__Aim__:
Among the entries below, find the lines with "JSON" and copy them.

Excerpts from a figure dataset
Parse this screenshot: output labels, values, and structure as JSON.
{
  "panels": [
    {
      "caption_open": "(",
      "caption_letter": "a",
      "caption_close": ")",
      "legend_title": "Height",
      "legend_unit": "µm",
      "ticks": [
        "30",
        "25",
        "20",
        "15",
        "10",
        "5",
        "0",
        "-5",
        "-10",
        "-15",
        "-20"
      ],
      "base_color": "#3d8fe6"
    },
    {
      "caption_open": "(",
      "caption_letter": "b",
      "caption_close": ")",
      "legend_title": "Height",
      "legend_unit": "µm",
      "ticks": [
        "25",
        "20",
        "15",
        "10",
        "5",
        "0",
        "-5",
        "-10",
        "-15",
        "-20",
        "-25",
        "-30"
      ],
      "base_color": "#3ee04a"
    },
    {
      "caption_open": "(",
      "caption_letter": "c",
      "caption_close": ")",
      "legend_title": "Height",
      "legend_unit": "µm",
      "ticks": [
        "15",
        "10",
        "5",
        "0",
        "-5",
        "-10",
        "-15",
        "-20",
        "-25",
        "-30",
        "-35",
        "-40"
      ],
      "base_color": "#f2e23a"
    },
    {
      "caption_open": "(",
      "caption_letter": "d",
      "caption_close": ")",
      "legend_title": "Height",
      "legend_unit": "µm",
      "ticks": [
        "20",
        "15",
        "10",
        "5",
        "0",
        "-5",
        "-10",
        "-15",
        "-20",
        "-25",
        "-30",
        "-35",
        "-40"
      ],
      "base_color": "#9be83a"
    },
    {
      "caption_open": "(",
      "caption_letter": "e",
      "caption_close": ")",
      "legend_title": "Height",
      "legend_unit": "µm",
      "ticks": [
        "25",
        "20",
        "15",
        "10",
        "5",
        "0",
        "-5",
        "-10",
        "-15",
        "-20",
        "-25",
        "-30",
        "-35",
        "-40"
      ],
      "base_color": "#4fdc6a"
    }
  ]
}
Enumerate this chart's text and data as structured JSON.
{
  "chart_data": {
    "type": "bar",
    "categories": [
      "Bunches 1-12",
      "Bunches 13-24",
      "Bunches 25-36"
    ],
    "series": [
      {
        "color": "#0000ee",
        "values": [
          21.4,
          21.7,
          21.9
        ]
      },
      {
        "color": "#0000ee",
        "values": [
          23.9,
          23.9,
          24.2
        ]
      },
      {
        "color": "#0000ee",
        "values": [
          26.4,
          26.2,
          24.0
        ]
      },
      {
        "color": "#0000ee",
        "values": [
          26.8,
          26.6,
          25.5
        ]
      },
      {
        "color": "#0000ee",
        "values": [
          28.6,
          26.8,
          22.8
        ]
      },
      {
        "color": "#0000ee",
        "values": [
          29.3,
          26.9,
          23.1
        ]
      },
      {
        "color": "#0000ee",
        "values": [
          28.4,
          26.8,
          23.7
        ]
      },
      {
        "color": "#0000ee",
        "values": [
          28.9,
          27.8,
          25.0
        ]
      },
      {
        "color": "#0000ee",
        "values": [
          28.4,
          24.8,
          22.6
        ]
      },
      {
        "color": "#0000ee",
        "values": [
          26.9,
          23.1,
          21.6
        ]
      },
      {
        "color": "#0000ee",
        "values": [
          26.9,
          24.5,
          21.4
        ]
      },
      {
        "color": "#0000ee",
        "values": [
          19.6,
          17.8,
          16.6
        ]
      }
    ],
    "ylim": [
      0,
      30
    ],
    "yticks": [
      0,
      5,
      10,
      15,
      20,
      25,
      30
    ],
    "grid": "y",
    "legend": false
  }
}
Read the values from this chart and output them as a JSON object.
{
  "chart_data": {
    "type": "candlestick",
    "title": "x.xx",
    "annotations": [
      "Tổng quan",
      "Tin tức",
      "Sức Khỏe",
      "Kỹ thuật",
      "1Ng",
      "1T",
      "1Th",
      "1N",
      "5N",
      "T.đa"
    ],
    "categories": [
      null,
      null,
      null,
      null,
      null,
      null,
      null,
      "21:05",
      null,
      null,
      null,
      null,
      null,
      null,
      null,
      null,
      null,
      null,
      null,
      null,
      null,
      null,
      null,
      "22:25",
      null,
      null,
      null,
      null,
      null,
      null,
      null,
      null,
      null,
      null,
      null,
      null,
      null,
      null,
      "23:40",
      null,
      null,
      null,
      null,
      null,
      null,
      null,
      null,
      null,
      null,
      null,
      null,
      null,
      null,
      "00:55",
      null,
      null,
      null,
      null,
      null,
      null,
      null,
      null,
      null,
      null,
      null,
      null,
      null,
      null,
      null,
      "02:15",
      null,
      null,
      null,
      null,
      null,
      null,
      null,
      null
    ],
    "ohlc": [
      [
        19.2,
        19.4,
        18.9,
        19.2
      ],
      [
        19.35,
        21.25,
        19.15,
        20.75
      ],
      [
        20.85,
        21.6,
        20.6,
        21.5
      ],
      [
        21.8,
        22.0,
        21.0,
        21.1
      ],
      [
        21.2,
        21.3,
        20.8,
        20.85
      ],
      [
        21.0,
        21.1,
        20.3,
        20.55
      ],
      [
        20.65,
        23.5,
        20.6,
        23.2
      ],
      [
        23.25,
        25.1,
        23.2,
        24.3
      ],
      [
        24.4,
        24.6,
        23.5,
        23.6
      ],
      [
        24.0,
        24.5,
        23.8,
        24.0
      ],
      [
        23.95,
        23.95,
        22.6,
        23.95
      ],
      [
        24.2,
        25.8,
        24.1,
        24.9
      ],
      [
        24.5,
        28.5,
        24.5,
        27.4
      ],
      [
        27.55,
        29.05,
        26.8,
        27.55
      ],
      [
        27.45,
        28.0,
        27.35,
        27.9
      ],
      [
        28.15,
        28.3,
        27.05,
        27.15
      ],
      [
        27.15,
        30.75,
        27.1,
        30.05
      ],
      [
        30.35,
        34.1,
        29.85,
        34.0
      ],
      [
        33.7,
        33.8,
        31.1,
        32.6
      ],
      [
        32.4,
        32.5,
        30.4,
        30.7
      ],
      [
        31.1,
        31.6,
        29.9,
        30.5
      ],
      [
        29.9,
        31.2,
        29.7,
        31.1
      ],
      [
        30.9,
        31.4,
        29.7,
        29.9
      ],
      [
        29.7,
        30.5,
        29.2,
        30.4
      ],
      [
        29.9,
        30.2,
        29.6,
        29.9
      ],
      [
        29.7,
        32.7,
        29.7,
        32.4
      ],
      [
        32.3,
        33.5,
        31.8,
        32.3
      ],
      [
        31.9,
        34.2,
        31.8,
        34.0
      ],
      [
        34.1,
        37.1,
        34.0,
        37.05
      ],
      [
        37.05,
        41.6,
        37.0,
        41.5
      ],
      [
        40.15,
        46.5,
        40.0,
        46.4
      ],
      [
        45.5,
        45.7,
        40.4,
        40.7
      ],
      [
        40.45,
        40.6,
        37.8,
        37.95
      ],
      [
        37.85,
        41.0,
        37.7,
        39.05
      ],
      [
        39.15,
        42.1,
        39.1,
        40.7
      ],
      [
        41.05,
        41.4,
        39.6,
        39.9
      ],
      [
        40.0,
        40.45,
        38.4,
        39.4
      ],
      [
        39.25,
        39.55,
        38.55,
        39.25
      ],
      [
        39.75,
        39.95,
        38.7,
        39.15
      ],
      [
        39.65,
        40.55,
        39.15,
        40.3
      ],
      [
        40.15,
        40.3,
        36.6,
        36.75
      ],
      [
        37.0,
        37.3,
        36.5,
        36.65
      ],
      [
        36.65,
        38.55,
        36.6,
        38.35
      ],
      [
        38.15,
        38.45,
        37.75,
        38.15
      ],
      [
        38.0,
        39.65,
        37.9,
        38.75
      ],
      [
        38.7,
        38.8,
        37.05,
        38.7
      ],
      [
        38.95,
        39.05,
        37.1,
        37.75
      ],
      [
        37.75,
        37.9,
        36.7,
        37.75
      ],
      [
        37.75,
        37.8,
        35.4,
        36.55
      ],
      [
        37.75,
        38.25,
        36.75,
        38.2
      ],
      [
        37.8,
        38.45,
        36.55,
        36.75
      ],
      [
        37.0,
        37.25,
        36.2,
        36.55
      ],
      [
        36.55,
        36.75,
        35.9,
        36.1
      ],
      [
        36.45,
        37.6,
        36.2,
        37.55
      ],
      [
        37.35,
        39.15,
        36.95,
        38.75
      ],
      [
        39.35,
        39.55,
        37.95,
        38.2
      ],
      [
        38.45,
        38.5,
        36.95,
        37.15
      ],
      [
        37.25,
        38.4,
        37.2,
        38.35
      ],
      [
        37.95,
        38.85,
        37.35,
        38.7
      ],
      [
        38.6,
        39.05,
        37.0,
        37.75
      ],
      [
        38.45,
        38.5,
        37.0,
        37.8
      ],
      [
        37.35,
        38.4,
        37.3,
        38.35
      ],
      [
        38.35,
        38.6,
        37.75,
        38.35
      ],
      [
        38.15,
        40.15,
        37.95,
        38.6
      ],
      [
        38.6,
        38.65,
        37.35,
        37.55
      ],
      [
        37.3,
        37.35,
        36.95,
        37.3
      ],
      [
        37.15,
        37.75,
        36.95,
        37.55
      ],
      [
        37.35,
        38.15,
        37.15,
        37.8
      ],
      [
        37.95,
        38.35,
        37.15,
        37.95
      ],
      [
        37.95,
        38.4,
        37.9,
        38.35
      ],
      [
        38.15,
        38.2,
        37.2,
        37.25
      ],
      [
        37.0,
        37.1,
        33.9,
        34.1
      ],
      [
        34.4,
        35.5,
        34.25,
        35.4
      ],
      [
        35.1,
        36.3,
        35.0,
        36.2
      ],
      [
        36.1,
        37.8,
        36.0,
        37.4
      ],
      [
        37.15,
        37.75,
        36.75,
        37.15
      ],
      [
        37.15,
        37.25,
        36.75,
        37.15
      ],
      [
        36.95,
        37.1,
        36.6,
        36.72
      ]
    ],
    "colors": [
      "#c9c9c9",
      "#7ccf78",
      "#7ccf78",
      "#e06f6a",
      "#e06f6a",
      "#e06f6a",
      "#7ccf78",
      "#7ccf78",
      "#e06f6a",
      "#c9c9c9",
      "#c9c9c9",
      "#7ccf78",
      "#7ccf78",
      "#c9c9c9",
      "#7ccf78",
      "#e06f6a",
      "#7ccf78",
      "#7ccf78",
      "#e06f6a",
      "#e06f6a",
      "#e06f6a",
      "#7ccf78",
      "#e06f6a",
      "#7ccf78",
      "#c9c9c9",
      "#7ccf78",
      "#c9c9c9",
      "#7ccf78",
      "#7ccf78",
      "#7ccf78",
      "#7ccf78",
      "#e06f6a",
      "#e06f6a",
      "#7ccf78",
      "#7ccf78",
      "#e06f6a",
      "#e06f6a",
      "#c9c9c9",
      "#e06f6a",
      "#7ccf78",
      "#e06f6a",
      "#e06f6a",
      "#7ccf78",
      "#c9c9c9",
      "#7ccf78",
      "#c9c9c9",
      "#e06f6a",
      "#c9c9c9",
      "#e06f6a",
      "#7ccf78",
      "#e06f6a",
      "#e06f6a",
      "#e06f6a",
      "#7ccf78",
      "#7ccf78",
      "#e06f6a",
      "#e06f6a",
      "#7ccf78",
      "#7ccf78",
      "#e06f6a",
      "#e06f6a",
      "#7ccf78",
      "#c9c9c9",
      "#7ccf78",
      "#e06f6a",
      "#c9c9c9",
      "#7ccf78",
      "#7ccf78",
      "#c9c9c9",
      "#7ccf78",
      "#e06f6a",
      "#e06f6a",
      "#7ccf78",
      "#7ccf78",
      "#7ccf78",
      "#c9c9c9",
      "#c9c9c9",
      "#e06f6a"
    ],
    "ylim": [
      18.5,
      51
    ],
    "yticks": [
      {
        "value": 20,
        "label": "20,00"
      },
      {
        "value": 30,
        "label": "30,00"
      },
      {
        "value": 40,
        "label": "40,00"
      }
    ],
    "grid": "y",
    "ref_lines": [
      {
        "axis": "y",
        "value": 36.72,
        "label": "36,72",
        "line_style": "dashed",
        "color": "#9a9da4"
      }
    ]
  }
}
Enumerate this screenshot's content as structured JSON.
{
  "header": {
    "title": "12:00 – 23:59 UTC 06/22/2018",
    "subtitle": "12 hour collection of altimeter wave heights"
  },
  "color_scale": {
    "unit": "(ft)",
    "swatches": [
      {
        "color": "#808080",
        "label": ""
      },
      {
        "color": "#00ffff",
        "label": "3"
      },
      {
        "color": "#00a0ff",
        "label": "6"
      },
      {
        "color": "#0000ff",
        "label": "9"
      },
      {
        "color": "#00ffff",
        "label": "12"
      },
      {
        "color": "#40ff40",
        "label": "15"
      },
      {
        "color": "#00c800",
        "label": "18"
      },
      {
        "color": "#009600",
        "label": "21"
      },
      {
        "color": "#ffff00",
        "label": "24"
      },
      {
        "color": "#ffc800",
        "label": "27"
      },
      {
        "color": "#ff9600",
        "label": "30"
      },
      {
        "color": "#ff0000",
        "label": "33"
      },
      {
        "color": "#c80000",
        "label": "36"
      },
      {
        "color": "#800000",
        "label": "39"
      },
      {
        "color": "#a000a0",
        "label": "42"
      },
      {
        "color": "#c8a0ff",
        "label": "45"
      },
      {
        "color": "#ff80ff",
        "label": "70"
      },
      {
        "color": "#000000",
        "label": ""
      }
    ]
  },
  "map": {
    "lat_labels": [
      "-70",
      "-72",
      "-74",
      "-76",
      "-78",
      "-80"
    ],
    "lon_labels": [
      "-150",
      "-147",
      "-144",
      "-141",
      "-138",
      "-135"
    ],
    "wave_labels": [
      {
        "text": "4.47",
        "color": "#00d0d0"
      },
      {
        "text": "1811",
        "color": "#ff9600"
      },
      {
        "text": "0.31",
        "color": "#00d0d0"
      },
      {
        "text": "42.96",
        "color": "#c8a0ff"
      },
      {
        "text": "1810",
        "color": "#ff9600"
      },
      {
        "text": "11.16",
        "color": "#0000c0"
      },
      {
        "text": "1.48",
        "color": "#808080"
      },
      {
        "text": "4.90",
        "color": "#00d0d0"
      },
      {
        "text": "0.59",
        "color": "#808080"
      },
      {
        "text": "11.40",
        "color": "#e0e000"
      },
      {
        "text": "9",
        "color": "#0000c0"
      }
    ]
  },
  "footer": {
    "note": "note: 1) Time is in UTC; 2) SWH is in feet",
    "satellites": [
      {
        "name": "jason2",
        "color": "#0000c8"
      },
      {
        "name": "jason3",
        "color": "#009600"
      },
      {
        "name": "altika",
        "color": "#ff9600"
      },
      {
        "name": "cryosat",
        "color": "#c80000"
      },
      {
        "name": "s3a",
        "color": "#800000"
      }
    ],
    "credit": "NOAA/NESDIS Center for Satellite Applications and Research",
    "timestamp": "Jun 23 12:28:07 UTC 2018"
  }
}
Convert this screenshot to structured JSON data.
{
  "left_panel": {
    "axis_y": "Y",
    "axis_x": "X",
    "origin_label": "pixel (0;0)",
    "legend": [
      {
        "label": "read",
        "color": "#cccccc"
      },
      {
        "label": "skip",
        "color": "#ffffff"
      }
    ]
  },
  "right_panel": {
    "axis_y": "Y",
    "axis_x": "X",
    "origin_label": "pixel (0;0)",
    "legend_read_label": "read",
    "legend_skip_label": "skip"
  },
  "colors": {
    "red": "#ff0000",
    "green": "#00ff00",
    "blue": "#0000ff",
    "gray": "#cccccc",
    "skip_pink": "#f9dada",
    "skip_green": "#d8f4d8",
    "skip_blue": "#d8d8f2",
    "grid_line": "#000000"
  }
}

__The solution__:
Parse this screenshot: output labels, values, and structure as JSON.
Enumerate this chart's text and data as structured JSON.
Read the values from this chart and output them as a JSON object.
Enumerate this screenshot's content as structured JSON.
Convert this screenshot to structured JSON data.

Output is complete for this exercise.